* _Exercise_: From the entries below, count the lines with "Петлюра". Write only the count.

* _Material provided_:
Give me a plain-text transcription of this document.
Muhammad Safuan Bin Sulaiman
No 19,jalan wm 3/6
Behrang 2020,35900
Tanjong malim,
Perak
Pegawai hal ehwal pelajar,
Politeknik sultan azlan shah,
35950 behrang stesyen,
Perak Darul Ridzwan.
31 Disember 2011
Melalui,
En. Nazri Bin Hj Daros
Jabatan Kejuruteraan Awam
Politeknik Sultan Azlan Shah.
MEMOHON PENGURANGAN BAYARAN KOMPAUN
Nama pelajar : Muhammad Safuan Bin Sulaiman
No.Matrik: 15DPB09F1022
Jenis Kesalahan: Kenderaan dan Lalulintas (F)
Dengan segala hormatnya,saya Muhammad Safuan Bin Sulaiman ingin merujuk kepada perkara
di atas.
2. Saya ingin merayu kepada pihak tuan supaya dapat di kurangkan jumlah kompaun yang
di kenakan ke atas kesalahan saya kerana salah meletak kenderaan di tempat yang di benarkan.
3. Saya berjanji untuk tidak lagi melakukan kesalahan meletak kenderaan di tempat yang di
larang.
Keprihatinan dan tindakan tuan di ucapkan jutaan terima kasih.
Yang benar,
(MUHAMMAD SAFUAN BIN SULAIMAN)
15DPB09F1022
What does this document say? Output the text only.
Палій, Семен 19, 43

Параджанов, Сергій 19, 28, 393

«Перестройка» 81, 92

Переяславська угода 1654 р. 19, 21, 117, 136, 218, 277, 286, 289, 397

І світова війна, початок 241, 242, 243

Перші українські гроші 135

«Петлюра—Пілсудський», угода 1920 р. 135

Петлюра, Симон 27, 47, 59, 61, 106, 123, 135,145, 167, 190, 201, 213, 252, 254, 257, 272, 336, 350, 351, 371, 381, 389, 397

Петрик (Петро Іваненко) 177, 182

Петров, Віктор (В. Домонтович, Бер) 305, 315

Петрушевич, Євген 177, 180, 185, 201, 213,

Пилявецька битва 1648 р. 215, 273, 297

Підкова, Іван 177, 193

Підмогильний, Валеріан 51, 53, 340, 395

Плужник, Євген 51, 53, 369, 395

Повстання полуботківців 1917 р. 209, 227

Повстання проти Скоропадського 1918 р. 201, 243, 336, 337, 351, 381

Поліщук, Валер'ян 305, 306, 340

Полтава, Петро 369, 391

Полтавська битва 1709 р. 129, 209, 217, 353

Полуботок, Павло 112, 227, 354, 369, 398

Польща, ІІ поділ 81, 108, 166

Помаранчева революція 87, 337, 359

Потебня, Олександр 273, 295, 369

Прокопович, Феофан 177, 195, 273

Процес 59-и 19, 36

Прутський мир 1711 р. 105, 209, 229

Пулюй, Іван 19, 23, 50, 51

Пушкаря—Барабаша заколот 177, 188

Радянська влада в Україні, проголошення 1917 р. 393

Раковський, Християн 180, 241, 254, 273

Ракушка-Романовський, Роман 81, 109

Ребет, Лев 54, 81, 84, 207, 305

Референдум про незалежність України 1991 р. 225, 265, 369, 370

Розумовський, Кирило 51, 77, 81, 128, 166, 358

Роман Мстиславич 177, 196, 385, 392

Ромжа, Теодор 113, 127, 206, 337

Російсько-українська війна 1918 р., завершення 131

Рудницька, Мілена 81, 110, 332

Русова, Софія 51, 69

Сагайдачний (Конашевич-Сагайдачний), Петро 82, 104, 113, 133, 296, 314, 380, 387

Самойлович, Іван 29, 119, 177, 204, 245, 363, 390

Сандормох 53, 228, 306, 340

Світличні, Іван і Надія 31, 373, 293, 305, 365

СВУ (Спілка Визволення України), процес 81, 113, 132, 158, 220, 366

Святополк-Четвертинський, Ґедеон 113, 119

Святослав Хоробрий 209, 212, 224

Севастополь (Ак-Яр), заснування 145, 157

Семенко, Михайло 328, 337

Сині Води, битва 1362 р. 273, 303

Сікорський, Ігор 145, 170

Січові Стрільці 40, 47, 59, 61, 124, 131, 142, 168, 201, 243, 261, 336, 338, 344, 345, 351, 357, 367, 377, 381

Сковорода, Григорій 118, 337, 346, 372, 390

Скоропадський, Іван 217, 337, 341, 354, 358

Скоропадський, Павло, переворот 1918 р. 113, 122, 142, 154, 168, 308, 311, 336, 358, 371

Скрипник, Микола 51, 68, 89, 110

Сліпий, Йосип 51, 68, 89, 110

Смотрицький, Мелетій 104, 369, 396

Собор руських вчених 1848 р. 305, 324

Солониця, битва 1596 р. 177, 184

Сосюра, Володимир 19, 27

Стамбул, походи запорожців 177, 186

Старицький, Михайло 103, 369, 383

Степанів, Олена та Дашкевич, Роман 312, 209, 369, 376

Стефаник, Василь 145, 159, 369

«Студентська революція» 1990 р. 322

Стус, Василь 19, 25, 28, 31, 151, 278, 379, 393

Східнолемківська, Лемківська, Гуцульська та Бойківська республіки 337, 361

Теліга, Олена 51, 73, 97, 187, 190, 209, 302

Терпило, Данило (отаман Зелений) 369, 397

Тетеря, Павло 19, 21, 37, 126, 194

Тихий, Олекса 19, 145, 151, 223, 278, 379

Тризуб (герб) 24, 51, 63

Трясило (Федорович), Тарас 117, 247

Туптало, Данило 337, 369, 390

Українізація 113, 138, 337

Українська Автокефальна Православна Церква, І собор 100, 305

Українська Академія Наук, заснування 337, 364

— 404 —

* _Output below_: 2